_Description of the task_: Every entry here needs to be repeated exactly.

_Listed records_:

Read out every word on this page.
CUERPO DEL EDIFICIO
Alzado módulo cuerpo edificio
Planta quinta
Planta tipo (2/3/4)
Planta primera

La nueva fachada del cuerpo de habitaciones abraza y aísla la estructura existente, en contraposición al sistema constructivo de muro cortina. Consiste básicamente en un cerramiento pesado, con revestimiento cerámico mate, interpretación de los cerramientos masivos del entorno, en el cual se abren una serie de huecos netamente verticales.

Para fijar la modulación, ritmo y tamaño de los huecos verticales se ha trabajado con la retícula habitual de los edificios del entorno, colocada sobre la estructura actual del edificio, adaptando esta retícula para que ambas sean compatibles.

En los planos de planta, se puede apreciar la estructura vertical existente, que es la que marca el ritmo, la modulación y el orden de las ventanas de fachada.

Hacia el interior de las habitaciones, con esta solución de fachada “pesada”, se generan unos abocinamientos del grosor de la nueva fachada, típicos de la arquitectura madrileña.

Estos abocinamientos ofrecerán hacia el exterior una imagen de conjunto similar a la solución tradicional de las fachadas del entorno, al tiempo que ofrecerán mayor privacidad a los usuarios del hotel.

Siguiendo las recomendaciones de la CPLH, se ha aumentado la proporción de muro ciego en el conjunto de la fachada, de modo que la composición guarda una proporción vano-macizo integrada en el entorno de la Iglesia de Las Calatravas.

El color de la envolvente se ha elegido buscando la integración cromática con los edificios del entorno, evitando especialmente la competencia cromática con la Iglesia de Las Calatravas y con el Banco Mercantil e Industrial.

_Written solution_:
Read out every word on this page.
CUERPO DEL EDIFICIO
Alzado módulo cuerpo edificio
Planta quinta
Planta tipo (2/3/4)
Planta primera

La nueva fachada del cuerpo de habitaciones abraza y aísla la estructura existente, en contraposición al sistema constructivo de muro cortina. Consiste básicamente en un cerramiento pesado, con revestimiento cerámico mate, interpretación de los cerramientos masivos del entorno, en el cual se abren una serie de huecos netamente verticales.

Para fijar la modulación, ritmo y tamaño de los huecos verticales se ha trabajado con la retícula habitual de los edificios del entorno, colocada sobre la estructura actual del edificio, adaptando esta retícula para que ambas sean compatibles.

En los planos de planta, se puede apreciar la estructura vertical existente, que es la que marca el ritmo, la modulación y el orden de las ventanas de fachada.

Hacia el interior de las habitaciones, con esta solución de fachada “pesada”, se generan unos abocinamientos del grosor de la nueva fachada, típicos de la arquitectura madrileña.

Estos abocinamientos ofrecerán hacia el exterior una imagen de conjunto similar a la solución tradicional de las fachadas del entorno, al tiempo que ofrecerán mayor privacidad a los usuarios del hotel.

Siguiendo las recomendaciones de la CPLH, se ha aumentado la proporción de muro ciego en el conjunto de la fachada, de modo que la composición guarda una proporción vano-macizo integrada en el entorno de la Iglesia de Las Calatravas.

El color de la envolvente se ha elegido buscando la integración cromática con los edificios del entorno, evitando especialmente la competencia cromática con la Iglesia de Las Calatravas y con el Banco Mercantil e Industrial.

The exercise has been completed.